Set task | Beginning at the line that contains "Extract the structured" and ending at the last line of the entries, write out each line exactly; include nothing outside that span.

• • •

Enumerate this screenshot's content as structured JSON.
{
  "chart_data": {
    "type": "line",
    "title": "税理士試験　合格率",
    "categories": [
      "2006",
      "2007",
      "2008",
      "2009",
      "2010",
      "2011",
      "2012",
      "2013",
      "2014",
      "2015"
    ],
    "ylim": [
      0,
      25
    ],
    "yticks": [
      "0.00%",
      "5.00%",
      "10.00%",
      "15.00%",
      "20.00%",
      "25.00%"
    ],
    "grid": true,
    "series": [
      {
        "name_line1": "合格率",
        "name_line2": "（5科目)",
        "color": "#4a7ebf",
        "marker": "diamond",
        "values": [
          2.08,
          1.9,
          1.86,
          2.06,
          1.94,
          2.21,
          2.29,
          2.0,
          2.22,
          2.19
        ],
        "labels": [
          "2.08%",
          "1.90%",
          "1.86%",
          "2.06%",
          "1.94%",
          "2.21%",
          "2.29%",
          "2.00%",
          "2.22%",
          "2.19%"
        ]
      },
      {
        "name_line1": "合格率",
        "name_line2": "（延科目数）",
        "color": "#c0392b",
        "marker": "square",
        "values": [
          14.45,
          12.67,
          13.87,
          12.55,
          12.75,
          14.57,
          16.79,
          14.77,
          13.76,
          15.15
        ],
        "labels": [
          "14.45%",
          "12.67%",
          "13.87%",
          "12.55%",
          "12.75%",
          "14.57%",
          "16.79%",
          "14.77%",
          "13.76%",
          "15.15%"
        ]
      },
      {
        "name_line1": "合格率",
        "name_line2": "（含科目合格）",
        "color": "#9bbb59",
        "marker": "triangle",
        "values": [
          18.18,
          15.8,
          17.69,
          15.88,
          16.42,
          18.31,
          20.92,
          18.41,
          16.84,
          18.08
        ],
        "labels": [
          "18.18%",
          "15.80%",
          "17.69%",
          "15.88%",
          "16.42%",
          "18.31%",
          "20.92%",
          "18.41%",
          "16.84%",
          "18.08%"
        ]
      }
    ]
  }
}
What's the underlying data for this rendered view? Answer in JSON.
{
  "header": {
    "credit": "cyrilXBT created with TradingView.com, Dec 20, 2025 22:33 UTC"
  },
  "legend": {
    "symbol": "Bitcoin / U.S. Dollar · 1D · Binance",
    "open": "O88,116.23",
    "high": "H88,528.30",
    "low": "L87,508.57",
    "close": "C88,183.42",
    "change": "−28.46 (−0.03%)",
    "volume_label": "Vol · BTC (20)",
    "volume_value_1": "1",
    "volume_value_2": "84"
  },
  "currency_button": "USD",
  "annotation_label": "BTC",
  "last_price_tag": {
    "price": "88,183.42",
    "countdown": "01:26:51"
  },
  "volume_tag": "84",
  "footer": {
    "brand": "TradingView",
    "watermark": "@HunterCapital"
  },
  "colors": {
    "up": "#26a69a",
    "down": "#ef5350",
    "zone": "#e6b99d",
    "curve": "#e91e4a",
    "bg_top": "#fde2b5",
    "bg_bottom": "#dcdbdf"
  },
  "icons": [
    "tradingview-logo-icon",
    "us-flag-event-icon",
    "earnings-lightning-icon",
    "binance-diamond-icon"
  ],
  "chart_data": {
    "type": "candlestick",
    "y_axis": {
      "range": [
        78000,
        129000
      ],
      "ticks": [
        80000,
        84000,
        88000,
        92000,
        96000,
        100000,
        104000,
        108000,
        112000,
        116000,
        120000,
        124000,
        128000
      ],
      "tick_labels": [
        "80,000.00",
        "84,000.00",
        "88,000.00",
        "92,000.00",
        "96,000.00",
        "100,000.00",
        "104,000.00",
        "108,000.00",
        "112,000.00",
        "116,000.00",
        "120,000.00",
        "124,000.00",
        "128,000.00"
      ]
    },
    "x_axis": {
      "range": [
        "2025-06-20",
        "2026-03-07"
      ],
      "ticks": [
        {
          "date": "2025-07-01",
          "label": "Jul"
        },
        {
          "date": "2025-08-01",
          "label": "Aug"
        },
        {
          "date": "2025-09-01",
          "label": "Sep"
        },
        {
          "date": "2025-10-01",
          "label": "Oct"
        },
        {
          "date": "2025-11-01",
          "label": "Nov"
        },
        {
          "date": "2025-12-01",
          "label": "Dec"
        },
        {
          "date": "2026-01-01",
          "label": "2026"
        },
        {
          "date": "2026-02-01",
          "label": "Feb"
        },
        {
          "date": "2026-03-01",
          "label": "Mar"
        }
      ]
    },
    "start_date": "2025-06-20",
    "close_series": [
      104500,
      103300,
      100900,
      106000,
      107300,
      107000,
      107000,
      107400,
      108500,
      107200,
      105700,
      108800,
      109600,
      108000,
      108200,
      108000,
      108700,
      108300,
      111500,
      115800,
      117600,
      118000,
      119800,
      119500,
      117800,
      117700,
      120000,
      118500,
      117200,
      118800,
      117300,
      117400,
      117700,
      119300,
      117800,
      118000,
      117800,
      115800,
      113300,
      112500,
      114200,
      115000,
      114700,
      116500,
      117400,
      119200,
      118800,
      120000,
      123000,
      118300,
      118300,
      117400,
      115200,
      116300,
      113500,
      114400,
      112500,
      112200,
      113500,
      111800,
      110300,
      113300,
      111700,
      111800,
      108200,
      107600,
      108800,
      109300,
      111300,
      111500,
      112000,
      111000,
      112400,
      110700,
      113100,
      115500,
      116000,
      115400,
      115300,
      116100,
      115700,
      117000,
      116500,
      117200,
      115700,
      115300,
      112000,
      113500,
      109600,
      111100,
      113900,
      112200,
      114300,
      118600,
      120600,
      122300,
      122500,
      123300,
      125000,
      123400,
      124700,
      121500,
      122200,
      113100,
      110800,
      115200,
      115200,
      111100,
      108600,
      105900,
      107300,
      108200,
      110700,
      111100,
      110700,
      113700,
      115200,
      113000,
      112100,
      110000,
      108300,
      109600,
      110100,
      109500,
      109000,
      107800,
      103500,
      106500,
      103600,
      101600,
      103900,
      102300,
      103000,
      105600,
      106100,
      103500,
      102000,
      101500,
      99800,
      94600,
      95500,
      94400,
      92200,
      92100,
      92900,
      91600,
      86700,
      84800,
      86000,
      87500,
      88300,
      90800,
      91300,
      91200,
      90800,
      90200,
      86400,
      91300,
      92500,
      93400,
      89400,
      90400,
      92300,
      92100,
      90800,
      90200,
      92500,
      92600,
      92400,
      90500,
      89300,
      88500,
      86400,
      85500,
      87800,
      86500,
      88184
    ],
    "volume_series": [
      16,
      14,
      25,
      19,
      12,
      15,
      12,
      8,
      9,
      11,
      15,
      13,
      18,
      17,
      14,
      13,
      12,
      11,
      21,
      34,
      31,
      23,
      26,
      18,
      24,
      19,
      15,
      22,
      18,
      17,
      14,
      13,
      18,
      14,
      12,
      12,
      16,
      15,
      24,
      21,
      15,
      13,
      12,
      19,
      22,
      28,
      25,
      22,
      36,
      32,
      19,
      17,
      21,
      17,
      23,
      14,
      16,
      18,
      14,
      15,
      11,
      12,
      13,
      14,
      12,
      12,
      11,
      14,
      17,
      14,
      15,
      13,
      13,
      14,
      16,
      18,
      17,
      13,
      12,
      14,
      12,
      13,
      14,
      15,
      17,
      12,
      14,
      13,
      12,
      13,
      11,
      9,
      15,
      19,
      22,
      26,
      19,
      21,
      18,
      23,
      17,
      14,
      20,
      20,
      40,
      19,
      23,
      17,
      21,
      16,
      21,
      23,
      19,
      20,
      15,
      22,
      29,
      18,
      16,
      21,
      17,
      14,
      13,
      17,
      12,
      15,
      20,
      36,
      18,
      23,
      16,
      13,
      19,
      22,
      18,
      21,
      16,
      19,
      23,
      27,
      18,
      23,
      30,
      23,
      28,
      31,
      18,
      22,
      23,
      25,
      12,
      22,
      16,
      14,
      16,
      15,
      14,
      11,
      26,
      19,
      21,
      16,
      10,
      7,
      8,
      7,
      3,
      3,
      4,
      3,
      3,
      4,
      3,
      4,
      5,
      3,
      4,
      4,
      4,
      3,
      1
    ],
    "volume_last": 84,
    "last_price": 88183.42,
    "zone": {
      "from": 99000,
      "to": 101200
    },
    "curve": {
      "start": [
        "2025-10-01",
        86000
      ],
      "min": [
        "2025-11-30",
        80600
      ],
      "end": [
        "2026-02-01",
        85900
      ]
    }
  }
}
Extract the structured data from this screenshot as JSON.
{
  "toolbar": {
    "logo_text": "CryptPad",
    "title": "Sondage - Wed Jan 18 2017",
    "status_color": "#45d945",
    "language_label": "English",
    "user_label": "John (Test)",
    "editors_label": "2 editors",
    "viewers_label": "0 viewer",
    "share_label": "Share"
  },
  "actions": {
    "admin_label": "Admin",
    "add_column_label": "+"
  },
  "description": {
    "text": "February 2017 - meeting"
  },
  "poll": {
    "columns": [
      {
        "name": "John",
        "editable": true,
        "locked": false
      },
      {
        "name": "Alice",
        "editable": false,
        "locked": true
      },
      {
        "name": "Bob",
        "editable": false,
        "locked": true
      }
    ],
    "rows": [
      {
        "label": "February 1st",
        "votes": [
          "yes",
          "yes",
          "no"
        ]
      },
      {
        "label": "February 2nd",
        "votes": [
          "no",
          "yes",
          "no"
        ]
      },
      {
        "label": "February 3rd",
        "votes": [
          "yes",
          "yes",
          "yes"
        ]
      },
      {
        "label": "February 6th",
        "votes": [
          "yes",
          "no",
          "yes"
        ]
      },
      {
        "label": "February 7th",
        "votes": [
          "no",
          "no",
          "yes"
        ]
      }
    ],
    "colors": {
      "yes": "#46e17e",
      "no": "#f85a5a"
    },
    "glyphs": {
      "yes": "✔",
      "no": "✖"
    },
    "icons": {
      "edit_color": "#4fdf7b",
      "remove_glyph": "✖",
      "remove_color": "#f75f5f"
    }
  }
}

• • •

Answer |
Extract the structured data from this screenshot as JSON.
{
  "toolbar": {
    "logo_text": "CryptPad",
    "title": "Sondage - Wed Jan 18 2017",
    "status_color": "#45d945",
    "language_label": "English",
    "user_label": "John (Test)",
    "editors_label": "2 editors",
    "viewers_label": "0 viewer",
    "share_label": "Share"
  },
  "actions": {
    "admin_label": "Admin",
    "add_column_label": "+"
  },
  "description": {
    "text": "February 2017 - meeting"
  },
  "poll": {
    "columns": [
      {
        "name": "John",
        "editable": true,
        "locked": false
      },
      {
        "name": "Alice",
        "editable": false,
        "locked": true
      },
      {
        "name": "Bob",
        "editable": false,
        "locked": true
      }
    ],
    "rows": [
      {
        "label": "February 1st",
        "votes": [
          "yes",
          "yes",
          "no"
        ]
      },
      {
        "label": "February 2nd",
        "votes": [
          "no",
          "yes",
          "no"
        ]
      },
      {
        "label": "February 3rd",
        "votes": [
          "yes",
          "yes",
          "yes"
        ]
      },
      {
        "label": "February 6th",
        "votes": [
          "yes",
          "no",
          "yes"
        ]
      },
      {
        "label": "February 7th",
        "votes": [
          "no",
          "no",
          "yes"
        ]
      }
    ],
    "colors": {
      "yes": "#46e17e",
      "no": "#f85a5a"
    },
    "glyphs": {
      "yes": "✔",
      "no": "✖"
    },
    "icons": {
      "edit_color": "#4fdf7b",
      "remove_glyph": "✖",
      "remove_color": "#f75f5f"
    }
  }
}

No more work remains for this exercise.